• MATERIAL FOR THIS TASK
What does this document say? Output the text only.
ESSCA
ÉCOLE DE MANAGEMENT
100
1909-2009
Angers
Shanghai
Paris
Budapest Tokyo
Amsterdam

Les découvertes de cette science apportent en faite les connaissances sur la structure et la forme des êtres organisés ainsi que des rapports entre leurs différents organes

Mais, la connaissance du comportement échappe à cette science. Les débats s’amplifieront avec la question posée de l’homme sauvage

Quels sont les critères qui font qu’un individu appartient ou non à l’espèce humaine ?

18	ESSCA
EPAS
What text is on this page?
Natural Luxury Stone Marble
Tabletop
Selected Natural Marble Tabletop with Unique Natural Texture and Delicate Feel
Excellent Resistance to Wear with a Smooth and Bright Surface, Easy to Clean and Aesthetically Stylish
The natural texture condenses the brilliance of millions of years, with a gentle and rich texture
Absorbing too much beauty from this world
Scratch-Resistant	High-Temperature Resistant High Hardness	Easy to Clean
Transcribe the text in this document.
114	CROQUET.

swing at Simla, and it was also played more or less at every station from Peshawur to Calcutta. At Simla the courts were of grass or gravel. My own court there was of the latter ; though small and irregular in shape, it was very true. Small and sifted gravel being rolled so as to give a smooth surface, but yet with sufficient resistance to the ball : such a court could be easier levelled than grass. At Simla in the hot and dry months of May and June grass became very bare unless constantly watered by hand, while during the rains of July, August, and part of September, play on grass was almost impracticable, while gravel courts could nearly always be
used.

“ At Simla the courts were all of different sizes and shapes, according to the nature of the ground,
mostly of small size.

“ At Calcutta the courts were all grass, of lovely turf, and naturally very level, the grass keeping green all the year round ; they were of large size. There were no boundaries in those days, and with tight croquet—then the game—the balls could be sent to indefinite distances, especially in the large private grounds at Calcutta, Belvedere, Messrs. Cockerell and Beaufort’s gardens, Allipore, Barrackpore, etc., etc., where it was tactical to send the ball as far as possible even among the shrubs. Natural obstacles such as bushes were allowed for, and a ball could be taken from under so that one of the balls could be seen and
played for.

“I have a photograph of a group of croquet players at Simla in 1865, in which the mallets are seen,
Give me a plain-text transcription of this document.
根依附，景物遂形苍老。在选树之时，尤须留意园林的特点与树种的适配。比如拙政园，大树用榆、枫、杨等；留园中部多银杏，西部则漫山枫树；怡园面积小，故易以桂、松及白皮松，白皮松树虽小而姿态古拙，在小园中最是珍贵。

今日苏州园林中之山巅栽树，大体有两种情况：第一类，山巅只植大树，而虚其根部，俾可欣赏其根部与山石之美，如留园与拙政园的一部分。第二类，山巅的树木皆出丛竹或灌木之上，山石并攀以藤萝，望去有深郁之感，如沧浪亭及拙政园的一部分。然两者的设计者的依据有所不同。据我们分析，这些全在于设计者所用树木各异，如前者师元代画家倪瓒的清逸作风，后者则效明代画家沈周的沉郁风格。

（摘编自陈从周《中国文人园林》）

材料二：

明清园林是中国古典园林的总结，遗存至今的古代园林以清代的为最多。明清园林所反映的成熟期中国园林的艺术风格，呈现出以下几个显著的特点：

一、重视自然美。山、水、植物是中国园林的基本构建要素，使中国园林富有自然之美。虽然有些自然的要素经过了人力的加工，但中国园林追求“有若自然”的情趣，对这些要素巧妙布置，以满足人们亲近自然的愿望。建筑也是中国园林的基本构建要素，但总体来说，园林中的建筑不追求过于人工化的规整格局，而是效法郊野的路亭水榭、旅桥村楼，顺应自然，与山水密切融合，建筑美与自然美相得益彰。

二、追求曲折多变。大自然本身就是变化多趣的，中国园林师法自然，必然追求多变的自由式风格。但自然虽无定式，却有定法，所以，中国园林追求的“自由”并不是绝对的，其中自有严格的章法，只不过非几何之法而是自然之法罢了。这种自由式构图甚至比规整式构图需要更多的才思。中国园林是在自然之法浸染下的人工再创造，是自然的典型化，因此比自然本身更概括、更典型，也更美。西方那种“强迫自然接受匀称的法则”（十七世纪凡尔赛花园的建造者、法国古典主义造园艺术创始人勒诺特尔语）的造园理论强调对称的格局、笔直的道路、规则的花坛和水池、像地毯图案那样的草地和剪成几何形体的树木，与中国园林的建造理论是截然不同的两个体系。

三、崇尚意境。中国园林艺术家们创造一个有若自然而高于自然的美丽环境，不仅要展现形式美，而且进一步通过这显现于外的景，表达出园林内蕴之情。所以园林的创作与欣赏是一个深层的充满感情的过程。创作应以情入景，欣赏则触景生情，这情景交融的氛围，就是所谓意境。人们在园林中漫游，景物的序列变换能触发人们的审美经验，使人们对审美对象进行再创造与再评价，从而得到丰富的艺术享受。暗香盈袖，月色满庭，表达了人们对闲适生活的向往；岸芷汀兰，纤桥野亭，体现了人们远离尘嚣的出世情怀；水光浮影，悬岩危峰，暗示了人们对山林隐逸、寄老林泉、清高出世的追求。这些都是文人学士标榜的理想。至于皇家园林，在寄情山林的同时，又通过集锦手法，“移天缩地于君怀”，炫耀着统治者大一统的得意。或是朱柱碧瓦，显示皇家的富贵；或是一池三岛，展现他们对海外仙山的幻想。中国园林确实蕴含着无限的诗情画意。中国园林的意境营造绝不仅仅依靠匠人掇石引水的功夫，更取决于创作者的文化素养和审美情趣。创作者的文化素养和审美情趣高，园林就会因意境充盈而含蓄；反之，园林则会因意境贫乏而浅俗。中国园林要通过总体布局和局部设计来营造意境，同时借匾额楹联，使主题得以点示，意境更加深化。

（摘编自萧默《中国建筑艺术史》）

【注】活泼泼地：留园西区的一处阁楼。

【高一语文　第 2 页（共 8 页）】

• SHORT TASK
Repeat the data in its entirety, character for character.

• COMPLETE RESPONSE
What does this document say? Output the text only.
ESSCA
ÉCOLE DE MANAGEMENT
100
1909-2009
Angers
Shanghai
Paris
Budapest Tokyo
Amsterdam

Les découvertes de cette science apportent en faite les connaissances sur la structure et la forme des êtres organisés ainsi que des rapports entre leurs différents organes

Mais, la connaissance du comportement échappe à cette science. Les débats s’amplifieront avec la question posée de l’homme sauvage

Quels sont les critères qui font qu’un individu appartient ou non à l’espèce humaine ?

18	ESSCA
EPAS
What text is on this page?
Natural Luxury Stone Marble
Tabletop
Selected Natural Marble Tabletop with Unique Natural Texture and Delicate Feel
Excellent Resistance to Wear with a Smooth and Bright Surface, Easy to Clean and Aesthetically Stylish
The natural texture condenses the brilliance of millions of years, with a gentle and rich texture
Absorbing too much beauty from this world
Scratch-Resistant	High-Temperature Resistant High Hardness	Easy to Clean
Transcribe the text in this document.
114	CROQUET.

swing at Simla, and it was also played more or less at every station from Peshawur to Calcutta. At Simla the courts were of grass or gravel. My own court there was of the latter ; though small and irregular in shape, it was very true. Small and sifted gravel being rolled so as to give a smooth surface, but yet with sufficient resistance to the ball : such a court could be easier levelled than grass. At Simla in the hot and dry months of May and June grass became very bare unless constantly watered by hand, while during the rains of July, August, and part of September, play on grass was almost impracticable, while gravel courts could nearly always be
used.

“ At Simla the courts were all of different sizes and shapes, according to the nature of the ground,
mostly of small size.

“ At Calcutta the courts were all grass, of lovely turf, and naturally very level, the grass keeping green all the year round ; they were of large size. There were no boundaries in those days, and with tight croquet—then the game—the balls could be sent to indefinite distances, especially in the large private grounds at Calcutta, Belvedere, Messrs. Cockerell and Beaufort’s gardens, Allipore, Barrackpore, etc., etc., where it was tactical to send the ball as far as possible even among the shrubs. Natural obstacles such as bushes were allowed for, and a ball could be taken from under so that one of the balls could be seen and
played for.

“I have a photograph of a group of croquet players at Simla in 1865, in which the mallets are seen,
Give me a plain-text transcription of this document.
根依附，景物遂形苍老。在选树之时，尤须留意园林的特点与树种的适配。比如拙政园，大树用榆、枫、杨等；留园中部多银杏，西部则漫山枫树；怡园面积小，故易以桂、松及白皮松，白皮松树虽小而姿态古拙，在小园中最是珍贵。

今日苏州园林中之山巅栽树，大体有两种情况：第一类，山巅只植大树，而虚其根部，俾可欣赏其根部与山石之美，如留园与拙政园的一部分。第二类，山巅的树木皆出丛竹或灌木之上，山石并攀以藤萝，望去有深郁之感，如沧浪亭及拙政园的一部分。然两者的设计者的依据有所不同。据我们分析，这些全在于设计者所用树木各异，如前者师元代画家倪瓒的清逸作风，后者则效明代画家沈周的沉郁风格。

（摘编自陈从周《中国文人园林》）

材料二：

明清园林是中国古典园林的总结，遗存至今的古代园林以清代的为最多。明清园林所反映的成熟期中国园林的艺术风格，呈现出以下几个显著的特点：

一、重视自然美。山、水、植物是中国园林的基本构建要素，使中国园林富有自然之美。虽然有些自然的要素经过了人力的加工，但中国园林追求“有若自然”的情趣，对这些要素巧妙布置，以满足人们亲近自然的愿望。建筑也是中国园林的基本构建要素，但总体来说，园林中的建筑不追求过于人工化的规整格局，而是效法郊野的路亭水榭、旅桥村楼，顺应自然，与山水密切融合，建筑美与自然美相得益彰。

二、追求曲折多变。大自然本身就是变化多趣的，中国园林师法自然，必然追求多变的自由式风格。但自然虽无定式，却有定法，所以，中国园林追求的“自由”并不是绝对的，其中自有严格的章法，只不过非几何之法而是自然之法罢了。这种自由式构图甚至比规整式构图需要更多的才思。中国园林是在自然之法浸染下的人工再创造，是自然的典型化，因此比自然本身更概括、更典型，也更美。西方那种“强迫自然接受匀称的法则”（十七世纪凡尔赛花园的建造者、法国古典主义造园艺术创始人勒诺特尔语）的造园理论强调对称的格局、笔直的道路、规则的花坛和水池、像地毯图案那样的草地和剪成几何形体的树木，与中国园林的建造理论是截然不同的两个体系。

三、崇尚意境。中国园林艺术家们创造一个有若自然而高于自然的美丽环境，不仅要展现形式美，而且进一步通过这显现于外的景，表达出园林内蕴之情。所以园林的创作与欣赏是一个深层的充满感情的过程。创作应以情入景，欣赏则触景生情，这情景交融的氛围，就是所谓意境。人们在园林中漫游，景物的序列变换能触发人们的审美经验，使人们对审美对象进行再创造与再评价，从而得到丰富的艺术享受。暗香盈袖，月色满庭，表达了人们对闲适生活的向往；岸芷汀兰，纤桥野亭，体现了人们远离尘嚣的出世情怀；水光浮影，悬岩危峰，暗示了人们对山林隐逸、寄老林泉、清高出世的追求。这些都是文人学士标榜的理想。至于皇家园林，在寄情山林的同时，又通过集锦手法，“移天缩地于君怀”，炫耀着统治者大一统的得意。或是朱柱碧瓦，显示皇家的富贵；或是一池三岛，展现他们对海外仙山的幻想。中国园林确实蕴含着无限的诗情画意。中国园林的意境营造绝不仅仅依靠匠人掇石引水的功夫，更取决于创作者的文化素养和审美情趣。创作者的文化素养和审美情趣高，园林就会因意境充盈而含蓄；反之，园林则会因意境贫乏而浅俗。中国园林要通过总体布局和局部设计来营造意境，同时借匾额楹联，使主题得以点示，意境更加深化。

（摘编自萧默《中国建筑艺术史》）

【注】活泼泼地：留园西区的一处阁楼。

【高一语文　第 2 页（共 8 页）】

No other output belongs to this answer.